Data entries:
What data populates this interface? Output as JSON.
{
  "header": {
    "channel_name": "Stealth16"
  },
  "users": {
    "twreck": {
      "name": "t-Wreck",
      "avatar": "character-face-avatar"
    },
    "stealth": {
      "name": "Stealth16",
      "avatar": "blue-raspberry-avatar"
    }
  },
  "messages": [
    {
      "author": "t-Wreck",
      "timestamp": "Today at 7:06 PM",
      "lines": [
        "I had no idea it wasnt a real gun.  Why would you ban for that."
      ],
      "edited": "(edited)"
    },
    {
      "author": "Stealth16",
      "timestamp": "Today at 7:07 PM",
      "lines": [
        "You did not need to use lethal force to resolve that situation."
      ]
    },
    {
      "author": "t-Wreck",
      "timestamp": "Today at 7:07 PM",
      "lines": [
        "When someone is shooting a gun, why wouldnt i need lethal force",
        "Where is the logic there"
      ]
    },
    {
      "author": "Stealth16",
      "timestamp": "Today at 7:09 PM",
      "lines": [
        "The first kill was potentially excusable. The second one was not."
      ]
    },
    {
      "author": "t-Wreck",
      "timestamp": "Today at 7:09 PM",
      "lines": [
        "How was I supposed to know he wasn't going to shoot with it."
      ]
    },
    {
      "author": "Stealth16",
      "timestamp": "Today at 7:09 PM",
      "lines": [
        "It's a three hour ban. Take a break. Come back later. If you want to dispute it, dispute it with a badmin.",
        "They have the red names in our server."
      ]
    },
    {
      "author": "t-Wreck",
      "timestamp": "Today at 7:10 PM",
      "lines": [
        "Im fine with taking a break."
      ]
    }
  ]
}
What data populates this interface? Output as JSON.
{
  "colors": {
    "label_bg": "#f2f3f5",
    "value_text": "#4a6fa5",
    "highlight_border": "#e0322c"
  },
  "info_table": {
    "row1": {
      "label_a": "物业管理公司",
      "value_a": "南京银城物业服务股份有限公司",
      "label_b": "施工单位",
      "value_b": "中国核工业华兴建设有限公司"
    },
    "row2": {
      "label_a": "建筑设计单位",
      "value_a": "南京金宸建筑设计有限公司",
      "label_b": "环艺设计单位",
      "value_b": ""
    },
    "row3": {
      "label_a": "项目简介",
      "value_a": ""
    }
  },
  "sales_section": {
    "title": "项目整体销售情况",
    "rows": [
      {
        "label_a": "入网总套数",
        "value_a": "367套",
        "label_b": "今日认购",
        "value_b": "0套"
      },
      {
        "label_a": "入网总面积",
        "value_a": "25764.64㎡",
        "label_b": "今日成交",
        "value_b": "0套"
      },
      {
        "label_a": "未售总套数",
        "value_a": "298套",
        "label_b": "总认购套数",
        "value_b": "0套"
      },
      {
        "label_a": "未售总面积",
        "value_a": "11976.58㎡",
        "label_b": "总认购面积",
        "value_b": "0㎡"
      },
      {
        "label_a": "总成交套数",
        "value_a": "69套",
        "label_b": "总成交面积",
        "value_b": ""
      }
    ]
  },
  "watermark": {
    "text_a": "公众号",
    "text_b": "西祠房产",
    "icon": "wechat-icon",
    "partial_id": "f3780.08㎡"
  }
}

▸ **Work required**: Collect, from the material above, every line containing the word "with".

▸ **Written solution**:
        "How was I supposed to know he wasn't going to shoot with it."
        "It's a three hour ban. Take a break. Come back later. If you want to dispute it, dispute it with a badmin.",
        "Im fine with taking a break."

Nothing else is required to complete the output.